Can the data below be set down again exactly, line for line?

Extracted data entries
---------------

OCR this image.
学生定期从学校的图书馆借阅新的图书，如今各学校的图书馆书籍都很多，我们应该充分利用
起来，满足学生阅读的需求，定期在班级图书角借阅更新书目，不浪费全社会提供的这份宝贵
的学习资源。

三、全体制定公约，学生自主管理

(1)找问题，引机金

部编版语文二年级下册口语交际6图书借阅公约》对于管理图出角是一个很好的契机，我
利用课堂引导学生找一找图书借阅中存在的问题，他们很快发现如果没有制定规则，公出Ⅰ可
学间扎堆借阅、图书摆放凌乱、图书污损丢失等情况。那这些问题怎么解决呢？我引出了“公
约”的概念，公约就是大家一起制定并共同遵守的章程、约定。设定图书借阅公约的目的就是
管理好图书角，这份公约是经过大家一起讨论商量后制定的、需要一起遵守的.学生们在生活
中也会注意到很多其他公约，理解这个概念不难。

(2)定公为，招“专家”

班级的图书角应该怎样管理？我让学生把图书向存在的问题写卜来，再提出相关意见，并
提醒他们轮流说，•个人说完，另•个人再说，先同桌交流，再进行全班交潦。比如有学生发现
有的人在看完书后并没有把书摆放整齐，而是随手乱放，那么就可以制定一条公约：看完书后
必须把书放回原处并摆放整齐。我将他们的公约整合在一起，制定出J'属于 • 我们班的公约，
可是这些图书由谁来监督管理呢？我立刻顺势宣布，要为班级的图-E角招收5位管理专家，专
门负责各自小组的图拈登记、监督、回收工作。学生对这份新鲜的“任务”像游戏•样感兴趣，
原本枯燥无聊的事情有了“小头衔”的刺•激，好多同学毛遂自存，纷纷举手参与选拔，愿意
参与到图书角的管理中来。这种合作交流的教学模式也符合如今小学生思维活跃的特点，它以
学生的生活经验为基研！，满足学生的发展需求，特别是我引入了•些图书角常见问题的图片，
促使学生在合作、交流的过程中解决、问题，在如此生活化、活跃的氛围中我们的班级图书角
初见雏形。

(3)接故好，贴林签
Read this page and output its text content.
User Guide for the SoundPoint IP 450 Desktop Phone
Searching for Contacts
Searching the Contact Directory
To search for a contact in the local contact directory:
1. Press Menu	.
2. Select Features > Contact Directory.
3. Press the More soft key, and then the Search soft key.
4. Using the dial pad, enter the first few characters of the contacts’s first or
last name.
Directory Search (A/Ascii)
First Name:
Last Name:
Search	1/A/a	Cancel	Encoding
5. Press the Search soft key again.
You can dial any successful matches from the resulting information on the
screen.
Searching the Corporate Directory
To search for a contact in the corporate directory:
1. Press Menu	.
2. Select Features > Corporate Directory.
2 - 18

---------------

TASK SOLUTION -
OCR this image.
学生定期从学校的图书馆借阅新的图书，如今各学校的图书馆书籍都很多，我们应该充分利用
起来，满足学生阅读的需求，定期在班级图书角借阅更新书目，不浪费全社会提供的这份宝贵
的学习资源。

三、全体制定公约，学生自主管理

(1)找问题，引机金

部编版语文二年级下册口语交际6图书借阅公约》对于管理图出角是一个很好的契机，我
利用课堂引导学生找一找图书借阅中存在的问题，他们很快发现如果没有制定规则，公出Ⅰ可
学间扎堆借阅、图书摆放凌乱、图书污损丢失等情况。那这些问题怎么解决呢？我引出了“公
约”的概念，公约就是大家一起制定并共同遵守的章程、约定。设定图书借阅公约的目的就是
管理好图书角，这份公约是经过大家一起讨论商量后制定的、需要一起遵守的.学生们在生活
中也会注意到很多其他公约，理解这个概念不难。

(2)定公为，招“专家”

班级的图书角应该怎样管理？我让学生把图书向存在的问题写卜来，再提出相关意见，并
提醒他们轮流说，•个人说完，另•个人再说，先同桌交流，再进行全班交潦。比如有学生发现
有的人在看完书后并没有把书摆放整齐，而是随手乱放，那么就可以制定一条公约：看完书后
必须把书放回原处并摆放整齐。我将他们的公约整合在一起，制定出J'属于 • 我们班的公约，
可是这些图书由谁来监督管理呢？我立刻顺势宣布，要为班级的图-E角招收5位管理专家，专
门负责各自小组的图拈登记、监督、回收工作。学生对这份新鲜的“任务”像游戏•样感兴趣，
原本枯燥无聊的事情有了“小头衔”的刺•激，好多同学毛遂自存，纷纷举手参与选拔，愿意
参与到图书角的管理中来。这种合作交流的教学模式也符合如今小学生思维活跃的特点，它以
学生的生活经验为基研！，满足学生的发展需求，特别是我引入了•些图书角常见问题的图片，
促使学生在合作、交流的过程中解决、问题，在如此生活化、活跃的氛围中我们的班级图书角
初见雏形。

(3)接故好，贴林签
Read this page and output its text content.
User Guide for the SoundPoint IP 450 Desktop Phone
Searching for Contacts
Searching the Contact Directory
To search for a contact in the local contact directory:
1. Press Menu	.
2. Select Features > Contact Directory.
3. Press the More soft key, and then the Search soft key.
4. Using the dial pad, enter the first few characters of the contacts’s first or
last name.
Directory Search (A/Ascii)
First Name:
Last Name:
Search	1/A/a	Cancel	Encoding
5. Press the Search soft key again.
You can dial any successful matches from the resulting information on the
screen.
Searching the Corporate Directory
To search for a contact in the corporate directory:
1. Press Menu	.
2. Select Features > Corporate Directory.
2 - 18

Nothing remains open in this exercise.